→ Your task
Look through the records below and collect all lines that hold the string "Japan".

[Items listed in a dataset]
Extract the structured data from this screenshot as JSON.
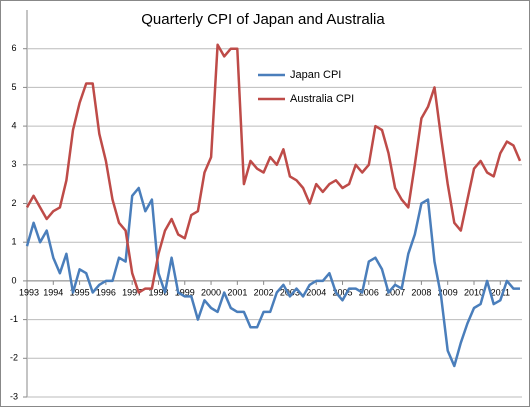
{
  "chart_data": {
    "type": "line",
    "title": "Quarterly CPI of Japan and Australia",
    "categories": [
      "1993",
      null,
      null,
      null,
      "1994",
      null,
      null,
      null,
      "1995",
      null,
      null,
      null,
      "1996",
      null,
      null,
      null,
      "1997",
      null,
      null,
      null,
      "1998",
      null,
      null,
      null,
      "1999",
      null,
      null,
      null,
      "2000",
      null,
      null,
      null,
      "2001",
      null,
      null,
      null,
      "2002",
      null,
      null,
      null,
      "2003",
      null,
      null,
      null,
      "2004",
      null,
      null,
      null,
      "2005",
      null,
      null,
      null,
      "2006",
      null,
      null,
      null,
      "2007",
      null,
      null,
      null,
      "2008",
      null,
      null,
      null,
      "2009",
      null,
      null,
      null,
      "2010",
      null,
      null,
      null,
      "2011",
      null,
      null,
      null
    ],
    "series": [
      {
        "name": "Japan CPI",
        "color": "#4a7ebb",
        "values": [
          0.9,
          1.5,
          1.0,
          1.3,
          0.6,
          0.2,
          0.7,
          -0.3,
          0.3,
          0.2,
          -0.3,
          -0.1,
          0.0,
          0.0,
          0.6,
          0.5,
          2.2,
          2.4,
          1.8,
          2.1,
          0.2,
          -0.3,
          0.6,
          -0.3,
          -0.4,
          -0.4,
          -1.0,
          -0.5,
          -0.7,
          -0.8,
          -0.3,
          -0.7,
          -0.8,
          -0.8,
          -1.2,
          -1.2,
          -0.8,
          -0.8,
          -0.3,
          -0.1,
          -0.4,
          -0.2,
          -0.4,
          -0.1,
          0.0,
          0.0,
          0.2,
          -0.3,
          -0.5,
          -0.2,
          -0.2,
          -0.3,
          0.5,
          0.6,
          0.3,
          -0.3,
          -0.1,
          -0.2,
          0.7,
          1.2,
          2.0,
          2.1,
          0.5,
          -0.4,
          -1.8,
          -2.2,
          -1.6,
          -1.1,
          -0.7,
          -0.6,
          0.0,
          -0.6,
          -0.5,
          0.0,
          -0.2,
          -0.2
        ]
      },
      {
        "name": "Australia CPI",
        "color": "#be4b48",
        "values": [
          1.9,
          2.2,
          1.9,
          1.6,
          1.8,
          1.9,
          2.6,
          3.9,
          4.6,
          5.1,
          5.1,
          3.8,
          3.1,
          2.1,
          1.5,
          1.3,
          0.2,
          -0.3,
          -0.2,
          -0.2,
          0.7,
          1.3,
          1.6,
          1.2,
          1.1,
          1.7,
          1.8,
          2.8,
          3.2,
          6.1,
          5.8,
          6.0,
          6.0,
          2.5,
          3.1,
          2.9,
          2.8,
          3.2,
          3.0,
          3.4,
          2.7,
          2.6,
          2.4,
          2.0,
          2.5,
          2.3,
          2.5,
          2.6,
          2.4,
          2.5,
          3.0,
          2.8,
          3.0,
          4.0,
          3.9,
          3.3,
          2.4,
          2.1,
          1.9,
          3.0,
          4.2,
          4.5,
          5.0,
          3.7,
          2.5,
          1.5,
          1.3,
          2.1,
          2.9,
          3.1,
          2.8,
          2.7,
          3.3,
          3.6,
          3.5,
          3.1
        ]
      }
    ],
    "ylim": [
      -3,
      7
    ],
    "yticks": [
      -3,
      -2,
      -1,
      0,
      1,
      2,
      3,
      4,
      5,
      6
    ],
    "grid": true
  }
}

→ Output for this task
    "title": "Quarterly CPI of Japan and Australia",
        "name": "Japan CPI",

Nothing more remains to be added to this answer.